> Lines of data

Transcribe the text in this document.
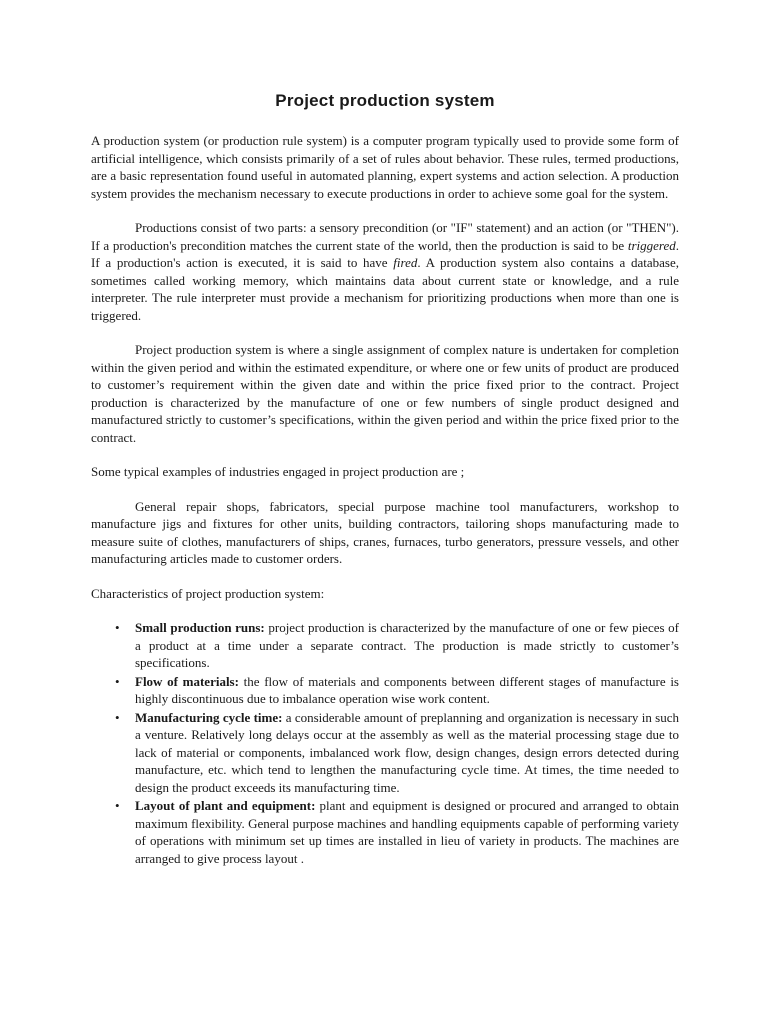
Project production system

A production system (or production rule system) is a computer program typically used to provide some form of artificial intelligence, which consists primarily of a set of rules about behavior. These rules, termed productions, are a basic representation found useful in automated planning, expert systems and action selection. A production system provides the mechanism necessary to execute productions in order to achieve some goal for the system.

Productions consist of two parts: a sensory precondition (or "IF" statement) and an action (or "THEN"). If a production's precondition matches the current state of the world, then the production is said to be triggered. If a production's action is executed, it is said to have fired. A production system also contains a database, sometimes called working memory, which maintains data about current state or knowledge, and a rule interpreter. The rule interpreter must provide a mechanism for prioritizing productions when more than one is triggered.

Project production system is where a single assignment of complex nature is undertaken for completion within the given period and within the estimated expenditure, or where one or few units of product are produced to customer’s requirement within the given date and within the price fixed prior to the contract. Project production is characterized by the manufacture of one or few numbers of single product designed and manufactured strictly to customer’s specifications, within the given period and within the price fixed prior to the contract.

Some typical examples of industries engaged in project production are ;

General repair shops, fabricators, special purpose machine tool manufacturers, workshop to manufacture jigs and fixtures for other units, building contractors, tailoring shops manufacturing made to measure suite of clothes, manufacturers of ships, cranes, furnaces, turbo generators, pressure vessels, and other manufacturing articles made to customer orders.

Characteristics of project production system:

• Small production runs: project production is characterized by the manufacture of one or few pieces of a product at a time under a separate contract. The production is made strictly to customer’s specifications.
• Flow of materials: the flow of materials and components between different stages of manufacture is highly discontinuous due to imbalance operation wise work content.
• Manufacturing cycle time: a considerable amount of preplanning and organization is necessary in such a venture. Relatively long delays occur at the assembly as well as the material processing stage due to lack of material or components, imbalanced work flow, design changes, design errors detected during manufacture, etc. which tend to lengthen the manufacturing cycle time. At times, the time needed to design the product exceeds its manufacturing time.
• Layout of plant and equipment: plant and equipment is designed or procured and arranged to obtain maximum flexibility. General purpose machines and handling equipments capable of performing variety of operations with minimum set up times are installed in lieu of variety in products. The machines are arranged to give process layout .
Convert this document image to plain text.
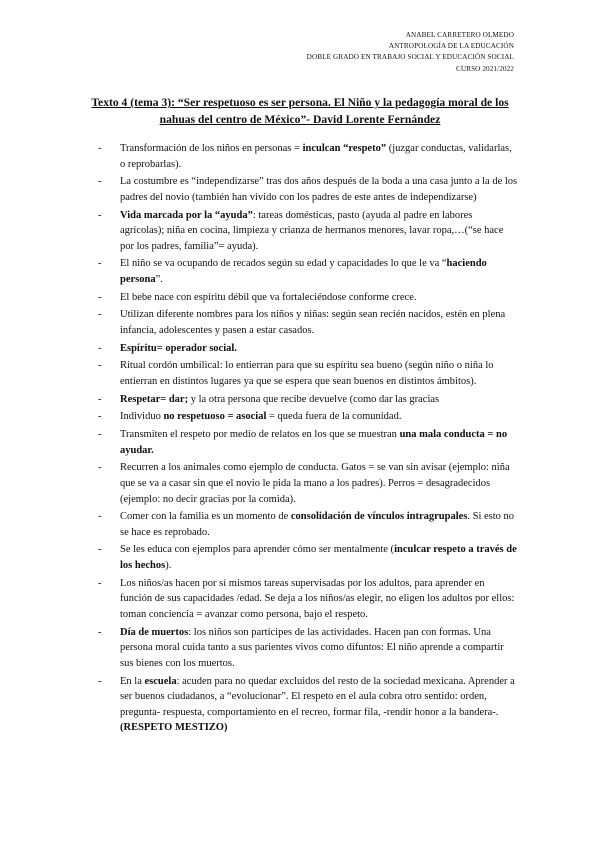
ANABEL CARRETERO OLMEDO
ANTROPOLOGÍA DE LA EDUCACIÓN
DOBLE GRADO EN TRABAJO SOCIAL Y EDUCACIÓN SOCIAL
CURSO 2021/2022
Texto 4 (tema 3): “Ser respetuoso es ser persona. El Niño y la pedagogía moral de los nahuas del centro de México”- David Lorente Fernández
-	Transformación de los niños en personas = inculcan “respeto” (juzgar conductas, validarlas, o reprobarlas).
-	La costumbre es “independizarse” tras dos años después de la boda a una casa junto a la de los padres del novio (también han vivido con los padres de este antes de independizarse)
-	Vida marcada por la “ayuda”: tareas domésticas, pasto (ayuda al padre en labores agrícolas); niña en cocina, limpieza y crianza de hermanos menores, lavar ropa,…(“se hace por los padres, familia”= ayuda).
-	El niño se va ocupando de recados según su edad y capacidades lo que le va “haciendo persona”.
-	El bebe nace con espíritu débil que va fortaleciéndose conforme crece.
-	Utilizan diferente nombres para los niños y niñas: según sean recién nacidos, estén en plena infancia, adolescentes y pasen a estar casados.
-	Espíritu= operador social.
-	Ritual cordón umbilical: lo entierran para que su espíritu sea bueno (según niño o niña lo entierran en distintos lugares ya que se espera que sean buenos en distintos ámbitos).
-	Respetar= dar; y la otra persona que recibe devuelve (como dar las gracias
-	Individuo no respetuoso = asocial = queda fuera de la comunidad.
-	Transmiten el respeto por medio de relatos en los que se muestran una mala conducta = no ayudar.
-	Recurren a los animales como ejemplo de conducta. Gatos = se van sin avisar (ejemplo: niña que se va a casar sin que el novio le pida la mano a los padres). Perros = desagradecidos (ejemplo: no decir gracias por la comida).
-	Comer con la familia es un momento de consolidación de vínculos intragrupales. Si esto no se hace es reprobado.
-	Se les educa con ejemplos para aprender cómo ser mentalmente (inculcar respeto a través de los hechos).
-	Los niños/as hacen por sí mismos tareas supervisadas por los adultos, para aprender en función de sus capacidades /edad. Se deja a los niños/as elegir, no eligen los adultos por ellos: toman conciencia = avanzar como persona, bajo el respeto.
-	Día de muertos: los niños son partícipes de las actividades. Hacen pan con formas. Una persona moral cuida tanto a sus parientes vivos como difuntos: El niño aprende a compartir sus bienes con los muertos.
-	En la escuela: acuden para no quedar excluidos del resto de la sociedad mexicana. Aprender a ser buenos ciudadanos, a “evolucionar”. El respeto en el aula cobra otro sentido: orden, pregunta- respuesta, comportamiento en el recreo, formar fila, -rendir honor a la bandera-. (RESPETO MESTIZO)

==

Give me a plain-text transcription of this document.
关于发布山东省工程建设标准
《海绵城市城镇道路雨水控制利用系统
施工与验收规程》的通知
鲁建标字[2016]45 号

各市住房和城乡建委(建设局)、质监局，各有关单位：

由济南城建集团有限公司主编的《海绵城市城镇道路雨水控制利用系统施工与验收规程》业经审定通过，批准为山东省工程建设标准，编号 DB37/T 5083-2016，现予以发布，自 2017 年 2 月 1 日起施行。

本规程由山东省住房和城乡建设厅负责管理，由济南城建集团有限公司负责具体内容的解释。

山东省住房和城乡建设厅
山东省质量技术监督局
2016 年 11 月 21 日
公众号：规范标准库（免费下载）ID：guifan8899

---

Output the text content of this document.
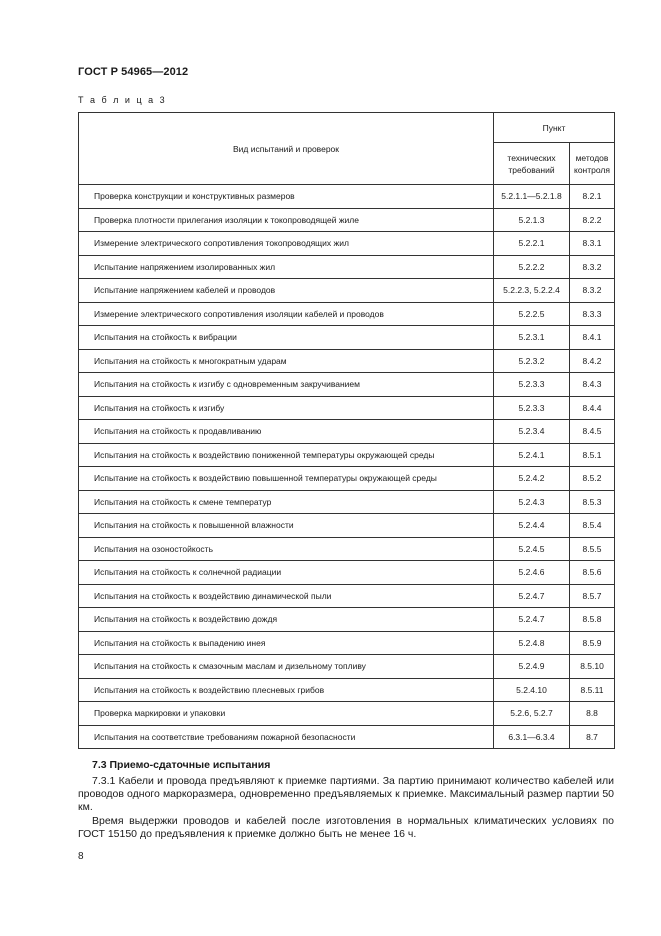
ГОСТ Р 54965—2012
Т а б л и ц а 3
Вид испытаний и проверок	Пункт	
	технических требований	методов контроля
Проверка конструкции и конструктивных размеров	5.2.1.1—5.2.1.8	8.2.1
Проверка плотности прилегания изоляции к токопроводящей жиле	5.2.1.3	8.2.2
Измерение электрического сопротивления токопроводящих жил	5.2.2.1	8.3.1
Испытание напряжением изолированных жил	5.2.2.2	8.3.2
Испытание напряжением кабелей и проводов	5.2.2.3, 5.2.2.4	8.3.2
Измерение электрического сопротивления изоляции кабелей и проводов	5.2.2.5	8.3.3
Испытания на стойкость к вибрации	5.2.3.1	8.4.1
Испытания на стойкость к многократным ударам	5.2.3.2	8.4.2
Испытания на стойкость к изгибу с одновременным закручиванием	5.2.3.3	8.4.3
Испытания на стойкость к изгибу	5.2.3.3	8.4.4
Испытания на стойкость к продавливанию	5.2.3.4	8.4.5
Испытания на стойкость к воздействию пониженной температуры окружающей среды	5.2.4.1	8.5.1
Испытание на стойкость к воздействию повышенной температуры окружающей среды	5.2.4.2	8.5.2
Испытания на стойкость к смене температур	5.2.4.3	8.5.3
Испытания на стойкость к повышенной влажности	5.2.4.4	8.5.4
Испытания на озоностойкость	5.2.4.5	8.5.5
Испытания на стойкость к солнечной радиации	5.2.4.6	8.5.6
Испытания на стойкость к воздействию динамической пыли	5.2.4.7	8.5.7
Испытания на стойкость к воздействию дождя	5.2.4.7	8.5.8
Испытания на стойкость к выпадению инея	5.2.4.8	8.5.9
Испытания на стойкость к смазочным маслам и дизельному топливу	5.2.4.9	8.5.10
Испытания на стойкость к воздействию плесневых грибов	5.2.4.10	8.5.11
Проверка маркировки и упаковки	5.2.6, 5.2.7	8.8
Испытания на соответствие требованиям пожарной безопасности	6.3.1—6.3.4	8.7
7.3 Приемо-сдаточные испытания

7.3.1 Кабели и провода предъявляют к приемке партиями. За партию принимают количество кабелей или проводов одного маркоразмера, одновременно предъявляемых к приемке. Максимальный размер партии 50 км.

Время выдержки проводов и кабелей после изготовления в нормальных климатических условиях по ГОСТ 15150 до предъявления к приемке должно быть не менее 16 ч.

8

> What this task involves
Copy out each line of the entries that holds "components".

> Answer to the exercise
• Flow of materials: the flow of materials and components between different stages of manufacture is highly discontinuous due to imbalance operation wise work content.
• Manufacturing cycle time: a considerable amount of preplanning and organization is necessary in such a venture. Relatively long delays occur at the assembly as well as the material processing stage due to lack of material or components, imbalanced work flow, design changes, design errors detected during manufacture, etc. which tend to lengthen the manufacturing cycle time. At times, the time needed to design the product exceeds its manufacturing time.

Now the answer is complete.